(Extracted data entries)
┄┄┄┄┄┄┄┄┄┄┄┄┄┄┄┄┄┄┄┄

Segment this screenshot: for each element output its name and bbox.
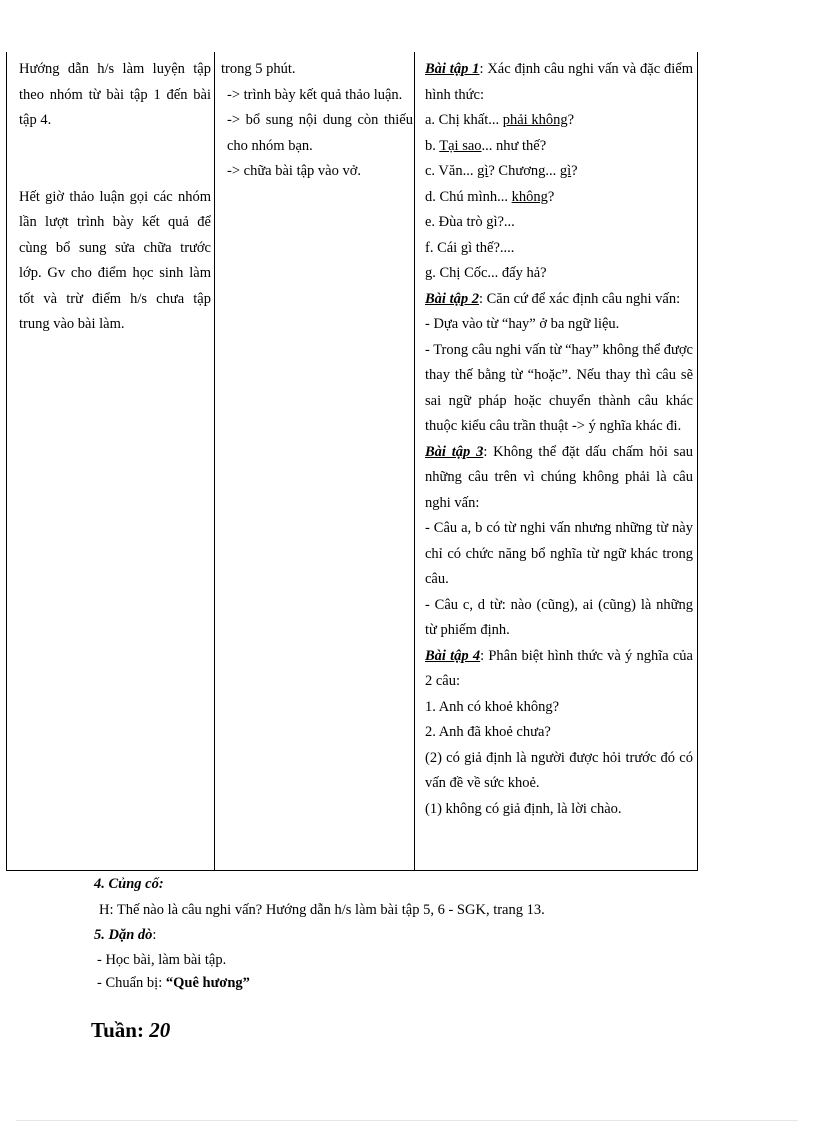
section-4-text: H: Thế nào là câu nghi vấn? Hướng dẫn h/s làm bài tập 5, 6 - SGK, trang 13. [99, 901, 545, 918]
exercise-4-line: 1. Anh có khoẻ không? [425, 698, 560, 715]
example-b: b. Tại sao... như thế? [425, 137, 547, 154]
student-text: trong 5 phút. [221, 61, 296, 77]
section-5-heading: 5. Dặn dò: [94, 927, 157, 943]
exercise-title: Bài tập 4 [425, 647, 481, 664]
column-divider [214, 52, 215, 870]
lesson-table [6, 52, 698, 871]
teacher-evaluation: Hết giờ thảo luận gọi các nhóm lần lượt trình bày kết quả để cùng bổ sung sửa chữa trước lớp. Gv cho điểm học sinh làm tốt và trừ điểm h/s chưa tập trung vào bài làm. [19, 188, 211, 332]
example-c: c. Văn... gì? Chương... gì? [425, 163, 578, 179]
exercise-4-line: (2) có giả định là người được hỏi trước đó có vấn đề về sức khoẻ. [425, 749, 693, 791]
exercise-3-line: - Câu c, d từ: nào (cũng), ai (cũng) là những từ phiếm định. [425, 596, 693, 638]
exercise-2-line: - Dựa vào từ “hay” ở ba ngữ liệu. [425, 316, 620, 332]
section-4-heading: 4. Củng cố: [94, 876, 164, 892]
example-e: e. Đùa trò gì?... [425, 214, 515, 230]
exercise-1: Bài tập 1: Xác định câu nghi vấn và đặc điểm hình thức: [425, 61, 693, 103]
example-d: d. Chú mình... không? [425, 188, 555, 205]
lesson-footer-sections [0, 872, 816, 995]
example-f: f. Cái gì thế?.... [425, 239, 515, 256]
exercise-title: Bài tập 1 [425, 61, 480, 77]
page-bottom-divider [16, 1120, 798, 1121]
student-text: -> trình bày kết quả thảo luận. [227, 86, 403, 103]
exercise-4-line: 2. Anh đã khoẻ chưa? [425, 724, 551, 740]
example-a: a. Chị khất... phải không? [425, 112, 575, 128]
teacher-activity-column [13, 57, 211, 338]
exercise-4: Bài tập 4: Phân biệt hình thức và ý nghĩa của 2 câu: [425, 647, 693, 689]
section-5-line: - Chuẩn bị: “Quê hương” [97, 974, 250, 991]
week-number: 20 [149, 1018, 171, 1042]
teacher-instruction: Hướng dẫn h/s làm luyện tập theo nhóm từ bài tập 1 đến bài tập 4. [19, 61, 211, 128]
exercise-title: Bài tập 3 [425, 443, 484, 460]
exercise-2: Bài tập 2: Căn cứ để xác định câu nghi vấn: [425, 290, 681, 307]
section-5-line: - Học bài, làm bài tập. [97, 951, 227, 968]
student-text: -> chữa bài tập vào vở. [227, 163, 362, 179]
exercise-4-line: (1) không có giả định, là lời chào. [425, 800, 622, 817]
exercise-title: Bài tập 2 [425, 290, 479, 307]
student-text: -> bổ sung nội dung còn thiếu cho nhóm bạn. [227, 112, 413, 154]
column-divider [414, 52, 415, 870]
exercise-2-line: - Trong câu nghi vấn từ “hay” không thể được thay thế bằng từ “hoặc”. Nếu thay thì câu sẽ sai ngữ pháp hoặc chuyển thành câu khác thuộc kiểu câu trần thuật -> ý nghĩa khác đi. [425, 341, 693, 434]
student-activity-column [221, 57, 413, 185]
example-g: g. Chị Cốc... đấy hả? [425, 265, 547, 281]
exercise-3-line: - Câu a, b có từ nghi vấn nhưng những từ này chỉ có chức năng bổ nghĩa từ ngữ khác trong câu. [425, 520, 693, 587]
content-column [419, 57, 693, 822]
exercise-3: Bài tập 3: Không thể đặt dấu chấm hỏi sau những câu trên vì chúng không phải là câu nghi vấn: [425, 443, 694, 511]
week-label: Tuần: 20 [91, 1018, 171, 1042]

┄┄┄┄┄┄┄┄┄┄┄┄┄┄┄┄┄┄┄┄

• [Task requirements]:
Put all of the lines above into a numbered list, leaving out any blank lines. Don't include the pictures in your answer.

• [Finished task]:
1. Segment this screenshot: for each element output its name and bbox.
2. section-4-text: H: Thế nào là câu nghi vấn? Hướng dẫn h/s làm bài tập 5, 6 - SGK, trang 13. [99, 901, 545, 918]
3. exercise-4-line: 1. Anh có khoẻ không? [425, 698, 560, 715]
4. example-b: b. Tại sao... như thế? [425, 137, 547, 154]
5. student-text: trong 5 phút. [221, 61, 296, 77]
6. section-5-heading: 5. Dặn dò: [94, 927, 157, 943]
7. exercise-title: Bài tập 4 [425, 647, 481, 664]
8. column-divider [214, 52, 215, 870]
9. lesson-table [6, 52, 698, 871]
10. teacher-evaluation: Hết giờ thảo luận gọi các nhóm lần lượt trình bày kết quả để cùng bổ sung sửa chữa trước lớp. Gv cho điểm học sinh làm tốt và trừ điểm h/s chưa tập trung vào bài làm. [19, 188, 211, 332]
11. example-c: c. Văn... gì? Chương... gì? [425, 163, 578, 179]
12. exercise-4-line: (2) có giả định là người được hỏi trước đó có vấn đề về sức khoẻ. [425, 749, 693, 791]
13. exercise-3-line: - Câu c, d từ: nào (cũng), ai (cũng) là những từ phiếm định. [425, 596, 693, 638]
14. exercise-2-line: - Dựa vào từ “hay” ở ba ngữ liệu. [425, 316, 620, 332]
15. section-4-heading: 4. Củng cố: [94, 876, 164, 892]
16. example-e: e. Đùa trò gì?... [425, 214, 515, 230]
17. exercise-1: Bài tập 1: Xác định câu nghi vấn và đặc điểm hình thức: [425, 61, 693, 103]
18. example-d: d. Chú mình... không? [425, 188, 555, 205]
19. lesson-footer-sections [0, 872, 816, 995]
20. example-f: f. Cái gì thế?.... [425, 239, 515, 256]
21. exercise-title: Bài tập 1 [425, 61, 480, 77]
22. page-bottom-divider [16, 1120, 798, 1121]
23. student-text: -> trình bày kết quả thảo luận. [227, 86, 403, 103]
24. exercise-4-line: 2. Anh đã khoẻ chưa? [425, 724, 551, 740]
25. example-a: a. Chị khất... phải không? [425, 112, 575, 128]
26. teacher-activity-column [13, 57, 211, 338]
27. exercise-4: Bài tập 4: Phân biệt hình thức và ý nghĩa của 2 câu: [425, 647, 693, 689]
28. section-5-line: - Chuẩn bị: “Quê hương” [97, 974, 250, 991]
29. week-number: 20 [149, 1018, 171, 1042]
30. teacher-instruction: Hướng dẫn h/s làm luyện tập theo nhóm từ bài tập 1 đến bài tập 4. [19, 61, 211, 128]
31. exercise-title: Bài tập 3 [425, 443, 484, 460]
32. exercise-2: Bài tập 2: Căn cứ để xác định câu nghi vấn: [425, 290, 681, 307]
33. section-5-line: - Học bài, làm bài tập. [97, 951, 227, 968]
34. student-text: -> chữa bài tập vào vở. [227, 163, 362, 179]
35. exercise-4-line: (1) không có giả định, là lời chào. [425, 800, 622, 817]
36. exercise-title: Bài tập 2 [425, 290, 479, 307]
37. student-text: -> bổ sung nội dung còn thiếu cho nhóm bạn. [227, 112, 413, 154]
38. column-divider [414, 52, 415, 870]
39. exercise-2-line: - Trong câu nghi vấn từ “hay” không thể được thay thế bằng từ “hoặc”. Nếu thay thì câu sẽ sai ngữ pháp hoặc chuyển thành câu khác thuộc kiểu câu trần thuật -> ý nghĩa khác đi. [425, 341, 693, 434]
40. student-activity-column [221, 57, 413, 185]
41. example-g: g. Chị Cốc... đấy hả? [425, 265, 547, 281]
42. exercise-3-line: - Câu a, b có từ nghi vấn nhưng những từ này chỉ có chức năng bổ nghĩa từ ngữ khác trong câu. [425, 520, 693, 587]
43. content-column [419, 57, 693, 822]
44. exercise-3: Bài tập 3: Không thể đặt dấu chấm hỏi sau những câu trên vì chúng không phải là câu nghi vấn: [425, 443, 694, 511]
45. week-label: Tuần: 20 [91, 1018, 171, 1042]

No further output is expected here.